Your task:
Each record is to be printed again precisely as it reads.

Data entries:
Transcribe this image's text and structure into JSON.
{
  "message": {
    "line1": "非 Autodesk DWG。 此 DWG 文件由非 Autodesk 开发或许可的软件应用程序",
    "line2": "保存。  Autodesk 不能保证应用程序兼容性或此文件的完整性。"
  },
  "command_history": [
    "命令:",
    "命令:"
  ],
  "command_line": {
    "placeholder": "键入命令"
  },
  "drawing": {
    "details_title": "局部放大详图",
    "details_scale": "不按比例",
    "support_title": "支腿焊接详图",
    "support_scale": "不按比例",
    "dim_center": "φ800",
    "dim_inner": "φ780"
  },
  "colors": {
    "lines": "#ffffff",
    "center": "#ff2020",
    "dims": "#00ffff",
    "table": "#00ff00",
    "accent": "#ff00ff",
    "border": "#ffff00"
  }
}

Result for this task:
Transcribe this image's text and structure into JSON.
{
  "message": {
    "line1": "非 Autodesk DWG。 此 DWG 文件由非 Autodesk 开发或许可的软件应用程序",
    "line2": "保存。  Autodesk 不能保证应用程序兼容性或此文件的完整性。"
  },
  "command_history": [
    "命令:",
    "命令:"
  ],
  "command_line": {
    "placeholder": "键入命令"
  },
  "drawing": {
    "details_title": "局部放大详图",
    "details_scale": "不按比例",
    "support_title": "支腿焊接详图",
    "support_scale": "不按比例",
    "dim_center": "φ800",
    "dim_inner": "φ780"
  },
  "colors": {
    "lines": "#ffffff",
    "center": "#ff2020",
    "dims": "#00ffff",
    "table": "#00ff00",
    "accent": "#ff00ff",
    "border": "#ffff00"
  }
}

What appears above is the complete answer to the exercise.